TASK DESCRIPTION
Can you copy out every one of the records below word for word, with no changes?

DATA LINES

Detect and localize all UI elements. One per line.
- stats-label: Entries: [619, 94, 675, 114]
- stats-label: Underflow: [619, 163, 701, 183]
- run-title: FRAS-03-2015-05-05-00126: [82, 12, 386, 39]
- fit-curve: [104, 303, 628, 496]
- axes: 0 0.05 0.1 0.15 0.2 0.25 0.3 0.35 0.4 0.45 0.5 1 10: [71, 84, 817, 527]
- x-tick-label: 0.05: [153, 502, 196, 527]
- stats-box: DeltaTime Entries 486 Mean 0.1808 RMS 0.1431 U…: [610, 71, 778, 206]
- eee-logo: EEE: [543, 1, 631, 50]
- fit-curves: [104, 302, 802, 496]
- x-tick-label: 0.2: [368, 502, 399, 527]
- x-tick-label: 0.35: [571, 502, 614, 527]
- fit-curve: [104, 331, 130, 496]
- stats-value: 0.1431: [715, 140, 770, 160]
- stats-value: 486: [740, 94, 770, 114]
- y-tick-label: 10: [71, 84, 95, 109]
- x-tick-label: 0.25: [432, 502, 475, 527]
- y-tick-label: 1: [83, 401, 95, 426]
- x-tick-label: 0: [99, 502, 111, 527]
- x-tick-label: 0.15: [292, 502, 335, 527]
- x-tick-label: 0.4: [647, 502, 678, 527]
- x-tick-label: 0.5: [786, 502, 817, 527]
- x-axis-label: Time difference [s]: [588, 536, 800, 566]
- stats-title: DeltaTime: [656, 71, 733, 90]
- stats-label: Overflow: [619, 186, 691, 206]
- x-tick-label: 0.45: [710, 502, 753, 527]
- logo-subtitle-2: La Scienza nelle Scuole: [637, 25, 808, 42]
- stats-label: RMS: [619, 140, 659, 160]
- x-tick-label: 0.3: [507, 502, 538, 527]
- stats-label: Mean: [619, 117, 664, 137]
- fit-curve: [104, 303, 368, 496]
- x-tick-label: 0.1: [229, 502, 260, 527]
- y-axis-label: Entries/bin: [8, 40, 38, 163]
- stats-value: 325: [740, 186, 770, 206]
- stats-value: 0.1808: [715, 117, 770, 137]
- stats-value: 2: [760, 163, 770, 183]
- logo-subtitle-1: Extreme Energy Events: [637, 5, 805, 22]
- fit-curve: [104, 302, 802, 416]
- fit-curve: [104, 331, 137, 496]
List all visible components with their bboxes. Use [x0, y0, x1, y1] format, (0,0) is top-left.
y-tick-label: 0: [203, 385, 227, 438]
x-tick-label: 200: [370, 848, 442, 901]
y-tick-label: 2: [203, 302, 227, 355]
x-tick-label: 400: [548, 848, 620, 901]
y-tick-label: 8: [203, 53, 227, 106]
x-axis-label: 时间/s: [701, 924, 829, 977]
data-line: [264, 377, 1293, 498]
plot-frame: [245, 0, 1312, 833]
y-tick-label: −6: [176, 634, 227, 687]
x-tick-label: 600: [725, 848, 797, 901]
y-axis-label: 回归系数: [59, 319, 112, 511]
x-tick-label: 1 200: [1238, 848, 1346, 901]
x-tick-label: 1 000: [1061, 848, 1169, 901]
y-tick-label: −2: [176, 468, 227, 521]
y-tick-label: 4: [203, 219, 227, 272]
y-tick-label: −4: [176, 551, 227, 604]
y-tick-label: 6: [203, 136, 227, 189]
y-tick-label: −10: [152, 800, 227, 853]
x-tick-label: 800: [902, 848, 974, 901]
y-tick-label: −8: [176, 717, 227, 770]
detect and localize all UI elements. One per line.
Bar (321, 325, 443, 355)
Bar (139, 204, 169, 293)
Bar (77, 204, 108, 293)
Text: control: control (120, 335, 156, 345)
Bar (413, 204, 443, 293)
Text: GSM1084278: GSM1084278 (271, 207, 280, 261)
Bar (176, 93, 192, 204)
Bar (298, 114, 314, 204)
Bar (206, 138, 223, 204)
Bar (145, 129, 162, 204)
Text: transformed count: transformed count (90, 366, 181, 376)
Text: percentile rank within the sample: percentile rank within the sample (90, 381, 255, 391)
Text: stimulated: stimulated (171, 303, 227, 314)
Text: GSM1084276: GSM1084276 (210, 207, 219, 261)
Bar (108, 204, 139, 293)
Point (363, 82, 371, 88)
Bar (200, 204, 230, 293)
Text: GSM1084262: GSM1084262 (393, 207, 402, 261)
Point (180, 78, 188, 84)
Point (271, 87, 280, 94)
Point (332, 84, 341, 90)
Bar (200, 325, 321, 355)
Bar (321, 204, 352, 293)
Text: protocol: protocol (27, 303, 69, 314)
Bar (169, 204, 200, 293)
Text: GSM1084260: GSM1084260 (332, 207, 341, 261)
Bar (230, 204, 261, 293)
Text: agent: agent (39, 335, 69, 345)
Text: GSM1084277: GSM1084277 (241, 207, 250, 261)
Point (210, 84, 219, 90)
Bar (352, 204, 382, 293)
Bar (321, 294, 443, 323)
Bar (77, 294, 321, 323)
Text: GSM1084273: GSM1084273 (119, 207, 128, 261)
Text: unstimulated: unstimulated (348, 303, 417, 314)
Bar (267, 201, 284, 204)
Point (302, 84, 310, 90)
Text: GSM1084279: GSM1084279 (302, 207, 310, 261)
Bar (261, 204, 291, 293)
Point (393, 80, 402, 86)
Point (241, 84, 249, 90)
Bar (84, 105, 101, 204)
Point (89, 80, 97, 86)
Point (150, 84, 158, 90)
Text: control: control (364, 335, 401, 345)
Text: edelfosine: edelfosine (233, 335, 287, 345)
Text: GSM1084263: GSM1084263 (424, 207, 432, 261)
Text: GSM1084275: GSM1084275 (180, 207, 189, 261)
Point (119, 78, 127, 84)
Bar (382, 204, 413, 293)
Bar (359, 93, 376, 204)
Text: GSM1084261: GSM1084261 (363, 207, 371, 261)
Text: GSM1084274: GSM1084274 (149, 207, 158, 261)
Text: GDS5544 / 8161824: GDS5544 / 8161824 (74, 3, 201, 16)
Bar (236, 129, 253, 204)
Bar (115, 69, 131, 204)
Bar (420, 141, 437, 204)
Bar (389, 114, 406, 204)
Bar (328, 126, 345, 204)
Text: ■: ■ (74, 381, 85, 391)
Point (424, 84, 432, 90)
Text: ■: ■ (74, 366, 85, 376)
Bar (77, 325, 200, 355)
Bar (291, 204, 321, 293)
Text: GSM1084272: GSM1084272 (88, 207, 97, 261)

WRITTEN REPLY
Detect and localize all UI elements. One per line.
- stats-label: Entries: [619, 94, 675, 114]
- stats-label: Underflow: [619, 163, 701, 183]
- run-title: FRAS-03-2015-05-05-00126: [82, 12, 386, 39]
- fit-curve: [104, 303, 628, 496]
- axes: 0 0.05 0.1 0.15 0.2 0.25 0.3 0.35 0.4 0.45 0.5 1 10: [71, 84, 817, 527]
- x-tick-label: 0.05: [153, 502, 196, 527]
- stats-box: DeltaTime Entries 486 Mean 0.1808 RMS 0.1431 U…: [610, 71, 778, 206]
- eee-logo: EEE: [543, 1, 631, 50]
- fit-curves: [104, 302, 802, 496]
- x-tick-label: 0.2: [368, 502, 399, 527]
- x-tick-label: 0.35: [571, 502, 614, 527]
- fit-curve: [104, 331, 130, 496]
- stats-value: 0.1431: [715, 140, 770, 160]
- stats-value: 486: [740, 94, 770, 114]
- y-tick-label: 10: [71, 84, 95, 109]
- x-tick-label: 0.25: [432, 502, 475, 527]
- y-tick-label: 1: [83, 401, 95, 426]
- x-tick-label: 0: [99, 502, 111, 527]
- x-tick-label: 0.15: [292, 502, 335, 527]
- x-tick-label: 0.4: [647, 502, 678, 527]
- x-tick-label: 0.5: [786, 502, 817, 527]
- x-axis-label: Time difference [s]: [588, 536, 800, 566]
- stats-title: DeltaTime: [656, 71, 733, 90]
- stats-label: Overflow: [619, 186, 691, 206]
- x-tick-label: 0.45: [710, 502, 753, 527]
- logo-subtitle-2: La Scienza nelle Scuole: [637, 25, 808, 42]
- stats-label: RMS: [619, 140, 659, 160]
- x-tick-label: 0.3: [507, 502, 538, 527]
- stats-label: Mean: [619, 117, 664, 137]
- fit-curve: [104, 303, 368, 496]
- x-tick-label: 0.1: [229, 502, 260, 527]
- y-axis-label: Entries/bin: [8, 40, 38, 163]
- stats-value: 325: [740, 186, 770, 206]
- stats-value: 0.1808: [715, 117, 770, 137]
- stats-value: 2: [760, 163, 770, 183]
- logo-subtitle-1: Extreme Energy Events: [637, 5, 805, 22]
- fit-curve: [104, 302, 802, 416]
- fit-curve: [104, 331, 137, 496]
List all visible components with their bboxes. Use [x0, y0, x1, y1] format, (0,0) is top-left.
y-tick-label: 0: [203, 385, 227, 438]
x-tick-label: 200: [370, 848, 442, 901]
y-tick-label: 2: [203, 302, 227, 355]
x-tick-label: 400: [548, 848, 620, 901]
y-tick-label: 8: [203, 53, 227, 106]
x-axis-label: 时间/s: [701, 924, 829, 977]
data-line: [264, 377, 1293, 498]
plot-frame: [245, 0, 1312, 833]
y-tick-label: −6: [176, 634, 227, 687]
x-tick-label: 600: [725, 848, 797, 901]
y-axis-label: 回归系数: [59, 319, 112, 511]
x-tick-label: 1 200: [1238, 848, 1346, 901]
x-tick-label: 1 000: [1061, 848, 1169, 901]
y-tick-label: −2: [176, 468, 227, 521]
y-tick-label: 4: [203, 219, 227, 272]
y-tick-label: −4: [176, 551, 227, 604]
y-tick-label: 6: [203, 136, 227, 189]
y-tick-label: −10: [152, 800, 227, 853]
x-tick-label: 800: [902, 848, 974, 901]
y-tick-label: −8: [176, 717, 227, 770]
detect and localize all UI elements. One per line.
Bar (321, 325, 443, 355)
Bar (139, 204, 169, 293)
Bar (77, 204, 108, 293)
Text: control: control (120, 335, 156, 345)
Bar (413, 204, 443, 293)
Text: GSM1084278: GSM1084278 (271, 207, 280, 261)
Bar (176, 93, 192, 204)
Bar (298, 114, 314, 204)
Bar (206, 138, 223, 204)
Bar (145, 129, 162, 204)
Text: transformed count: transformed count (90, 366, 181, 376)
Text: percentile rank within the sample: percentile rank within the sample (90, 381, 255, 391)
Text: stimulated: stimulated (171, 303, 227, 314)
Text: GSM1084276: GSM1084276 (210, 207, 219, 261)
Bar (108, 204, 139, 293)
Point (363, 82, 371, 88)
Bar (200, 204, 230, 293)
Text: GSM1084262: GSM1084262 (393, 207, 402, 261)
Point (180, 78, 188, 84)
Point (271, 87, 280, 94)
Point (332, 84, 341, 90)
Bar (200, 325, 321, 355)
Bar (321, 204, 352, 293)
Text: protocol: protocol (27, 303, 69, 314)
Bar (169, 204, 200, 293)
Text: GSM1084260: GSM1084260 (332, 207, 341, 261)
Bar (230, 204, 261, 293)
Text: agent: agent (39, 335, 69, 345)
Text: GSM1084277: GSM1084277 (241, 207, 250, 261)
Point (210, 84, 219, 90)
Bar (352, 204, 382, 293)
Bar (321, 294, 443, 323)
Bar (77, 294, 321, 323)
Text: GSM1084273: GSM1084273 (119, 207, 128, 261)
Text: unstimulated: unstimulated (348, 303, 417, 314)
Bar (267, 201, 284, 204)
Point (302, 84, 310, 90)
Text: GSM1084279: GSM1084279 (302, 207, 310, 261)
Bar (261, 204, 291, 293)
Point (393, 80, 402, 86)
Point (241, 84, 249, 90)
Bar (84, 105, 101, 204)
Point (89, 80, 97, 86)
Point (150, 84, 158, 90)
Text: control: control (364, 335, 401, 345)
Text: edelfosine: edelfosine (233, 335, 287, 345)
Text: GSM1084263: GSM1084263 (424, 207, 432, 261)
Text: GSM1084275: GSM1084275 (180, 207, 189, 261)
Point (119, 78, 127, 84)
Bar (382, 204, 413, 293)
Bar (359, 93, 376, 204)
Text: GSM1084261: GSM1084261 (363, 207, 371, 261)
Text: GSM1084274: GSM1084274 (149, 207, 158, 261)
Text: GDS5544 / 8161824: GDS5544 / 8161824 (74, 3, 201, 16)
Bar (236, 129, 253, 204)
Bar (115, 69, 131, 204)
Bar (420, 141, 437, 204)
Bar (389, 114, 406, 204)
Bar (328, 126, 345, 204)
Text: ■: ■ (74, 381, 85, 391)
Point (424, 84, 432, 90)
Text: ■: ■ (74, 366, 85, 376)
Bar (77, 325, 200, 355)
Bar (291, 204, 321, 293)
Text: GSM1084272: GSM1084272 (88, 207, 97, 261)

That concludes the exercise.